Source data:

## start

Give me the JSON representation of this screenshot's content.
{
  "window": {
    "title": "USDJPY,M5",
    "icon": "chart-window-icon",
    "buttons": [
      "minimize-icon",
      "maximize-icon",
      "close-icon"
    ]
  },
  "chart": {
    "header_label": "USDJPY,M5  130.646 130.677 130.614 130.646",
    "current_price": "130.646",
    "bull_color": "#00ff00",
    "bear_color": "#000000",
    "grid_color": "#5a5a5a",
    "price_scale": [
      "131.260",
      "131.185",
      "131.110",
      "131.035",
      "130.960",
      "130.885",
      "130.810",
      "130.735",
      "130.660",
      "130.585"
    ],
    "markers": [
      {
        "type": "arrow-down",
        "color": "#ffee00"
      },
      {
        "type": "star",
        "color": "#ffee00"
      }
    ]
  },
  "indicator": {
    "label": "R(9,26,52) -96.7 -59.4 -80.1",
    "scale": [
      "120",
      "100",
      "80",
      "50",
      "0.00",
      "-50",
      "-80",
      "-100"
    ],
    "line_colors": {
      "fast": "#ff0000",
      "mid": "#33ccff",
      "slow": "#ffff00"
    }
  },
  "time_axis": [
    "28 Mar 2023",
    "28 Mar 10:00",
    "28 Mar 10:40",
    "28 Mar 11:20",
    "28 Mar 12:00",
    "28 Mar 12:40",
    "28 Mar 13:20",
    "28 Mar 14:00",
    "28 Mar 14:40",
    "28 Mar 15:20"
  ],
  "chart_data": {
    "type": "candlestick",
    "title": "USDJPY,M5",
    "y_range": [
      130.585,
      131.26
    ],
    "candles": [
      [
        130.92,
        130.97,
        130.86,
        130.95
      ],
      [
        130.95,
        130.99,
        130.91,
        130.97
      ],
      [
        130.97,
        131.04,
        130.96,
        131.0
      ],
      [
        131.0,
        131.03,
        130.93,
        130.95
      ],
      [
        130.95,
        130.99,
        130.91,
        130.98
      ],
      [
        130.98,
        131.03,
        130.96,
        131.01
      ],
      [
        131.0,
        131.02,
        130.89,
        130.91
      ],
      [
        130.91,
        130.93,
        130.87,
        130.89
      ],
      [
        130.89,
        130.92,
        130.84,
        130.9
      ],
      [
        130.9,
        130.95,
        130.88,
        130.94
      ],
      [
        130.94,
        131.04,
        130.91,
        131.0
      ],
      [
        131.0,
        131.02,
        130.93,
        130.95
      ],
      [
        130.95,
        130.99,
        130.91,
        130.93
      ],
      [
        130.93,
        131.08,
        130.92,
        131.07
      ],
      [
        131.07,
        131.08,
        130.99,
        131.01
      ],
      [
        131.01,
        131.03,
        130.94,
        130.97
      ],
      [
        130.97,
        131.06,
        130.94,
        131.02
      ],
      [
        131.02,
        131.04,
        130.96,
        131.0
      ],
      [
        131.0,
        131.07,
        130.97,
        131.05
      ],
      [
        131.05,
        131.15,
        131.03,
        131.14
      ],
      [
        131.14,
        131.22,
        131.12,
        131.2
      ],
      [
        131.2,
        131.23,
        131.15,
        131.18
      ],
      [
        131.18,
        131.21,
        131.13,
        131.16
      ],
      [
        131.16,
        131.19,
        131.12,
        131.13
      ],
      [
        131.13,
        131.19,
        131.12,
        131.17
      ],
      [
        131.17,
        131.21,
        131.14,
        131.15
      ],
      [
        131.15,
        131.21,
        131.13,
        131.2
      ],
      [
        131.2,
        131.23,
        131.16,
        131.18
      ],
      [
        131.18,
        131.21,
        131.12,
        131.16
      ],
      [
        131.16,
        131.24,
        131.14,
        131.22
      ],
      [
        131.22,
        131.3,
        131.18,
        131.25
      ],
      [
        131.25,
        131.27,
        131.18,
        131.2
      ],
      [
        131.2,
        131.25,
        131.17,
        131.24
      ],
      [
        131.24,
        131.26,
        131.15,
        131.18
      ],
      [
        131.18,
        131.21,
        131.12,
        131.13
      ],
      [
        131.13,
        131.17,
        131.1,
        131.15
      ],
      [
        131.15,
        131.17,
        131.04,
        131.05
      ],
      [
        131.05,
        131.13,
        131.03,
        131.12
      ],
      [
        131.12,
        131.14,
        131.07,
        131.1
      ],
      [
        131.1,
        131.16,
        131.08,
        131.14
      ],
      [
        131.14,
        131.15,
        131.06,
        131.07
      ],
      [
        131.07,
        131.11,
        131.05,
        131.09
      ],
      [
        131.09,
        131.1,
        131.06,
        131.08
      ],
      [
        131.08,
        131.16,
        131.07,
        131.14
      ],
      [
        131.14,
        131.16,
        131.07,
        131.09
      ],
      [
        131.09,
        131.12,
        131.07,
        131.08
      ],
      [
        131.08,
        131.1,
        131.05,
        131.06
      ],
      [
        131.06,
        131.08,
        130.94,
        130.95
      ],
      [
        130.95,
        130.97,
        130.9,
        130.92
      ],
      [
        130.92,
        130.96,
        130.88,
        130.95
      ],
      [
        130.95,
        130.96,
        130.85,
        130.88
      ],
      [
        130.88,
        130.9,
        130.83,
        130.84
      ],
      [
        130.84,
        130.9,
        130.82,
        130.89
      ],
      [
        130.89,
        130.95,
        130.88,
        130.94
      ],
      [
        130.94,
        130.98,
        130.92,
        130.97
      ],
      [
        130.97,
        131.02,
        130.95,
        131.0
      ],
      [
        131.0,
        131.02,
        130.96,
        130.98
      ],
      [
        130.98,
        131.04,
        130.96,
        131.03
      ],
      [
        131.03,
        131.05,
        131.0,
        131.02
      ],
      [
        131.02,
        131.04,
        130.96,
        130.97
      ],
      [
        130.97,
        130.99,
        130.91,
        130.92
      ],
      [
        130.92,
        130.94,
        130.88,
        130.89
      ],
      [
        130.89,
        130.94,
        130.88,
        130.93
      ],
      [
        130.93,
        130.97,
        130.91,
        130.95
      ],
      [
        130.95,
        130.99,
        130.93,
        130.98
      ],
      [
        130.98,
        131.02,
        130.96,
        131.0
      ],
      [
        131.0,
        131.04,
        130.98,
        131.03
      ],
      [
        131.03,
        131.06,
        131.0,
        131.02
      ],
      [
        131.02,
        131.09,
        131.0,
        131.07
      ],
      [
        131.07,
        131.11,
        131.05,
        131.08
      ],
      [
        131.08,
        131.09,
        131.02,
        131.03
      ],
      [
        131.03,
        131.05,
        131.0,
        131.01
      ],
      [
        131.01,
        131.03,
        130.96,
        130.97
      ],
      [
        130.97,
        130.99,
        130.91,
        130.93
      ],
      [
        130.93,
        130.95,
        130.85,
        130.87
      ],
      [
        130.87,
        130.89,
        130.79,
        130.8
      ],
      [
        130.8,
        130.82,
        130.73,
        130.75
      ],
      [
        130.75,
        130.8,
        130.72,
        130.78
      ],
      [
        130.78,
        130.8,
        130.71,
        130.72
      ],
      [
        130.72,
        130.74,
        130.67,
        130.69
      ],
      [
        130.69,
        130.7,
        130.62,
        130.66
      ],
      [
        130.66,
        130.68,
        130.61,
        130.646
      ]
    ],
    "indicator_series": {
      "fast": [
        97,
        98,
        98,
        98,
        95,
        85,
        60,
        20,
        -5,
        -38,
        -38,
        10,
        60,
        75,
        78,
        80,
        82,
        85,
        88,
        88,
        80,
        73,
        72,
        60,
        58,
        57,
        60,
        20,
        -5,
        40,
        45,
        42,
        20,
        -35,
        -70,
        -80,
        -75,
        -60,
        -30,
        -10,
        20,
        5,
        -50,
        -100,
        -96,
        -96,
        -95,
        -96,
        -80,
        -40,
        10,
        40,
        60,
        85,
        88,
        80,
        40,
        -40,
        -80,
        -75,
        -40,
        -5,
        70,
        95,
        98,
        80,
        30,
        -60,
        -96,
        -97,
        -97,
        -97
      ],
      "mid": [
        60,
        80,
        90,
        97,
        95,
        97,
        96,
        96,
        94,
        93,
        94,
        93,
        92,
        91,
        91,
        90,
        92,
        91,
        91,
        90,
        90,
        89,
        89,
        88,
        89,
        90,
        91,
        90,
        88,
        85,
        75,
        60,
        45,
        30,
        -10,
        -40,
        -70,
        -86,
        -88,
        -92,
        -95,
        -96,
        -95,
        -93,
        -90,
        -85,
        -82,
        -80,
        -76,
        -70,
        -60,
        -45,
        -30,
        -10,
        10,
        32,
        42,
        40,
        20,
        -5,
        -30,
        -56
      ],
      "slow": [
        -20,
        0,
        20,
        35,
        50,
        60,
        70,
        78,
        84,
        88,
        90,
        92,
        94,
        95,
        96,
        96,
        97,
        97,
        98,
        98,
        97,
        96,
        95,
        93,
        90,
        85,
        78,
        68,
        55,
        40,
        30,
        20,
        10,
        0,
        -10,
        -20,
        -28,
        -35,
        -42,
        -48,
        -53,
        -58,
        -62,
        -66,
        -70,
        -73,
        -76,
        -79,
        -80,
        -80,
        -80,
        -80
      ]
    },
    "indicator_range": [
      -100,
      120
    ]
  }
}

## end

* [Written instruction]: Make a copy of each line that contains the string "icon".

* [Result]:
    "icon": "chart-window-icon",
      "minimize-icon",
      "maximize-icon",
      "close-icon"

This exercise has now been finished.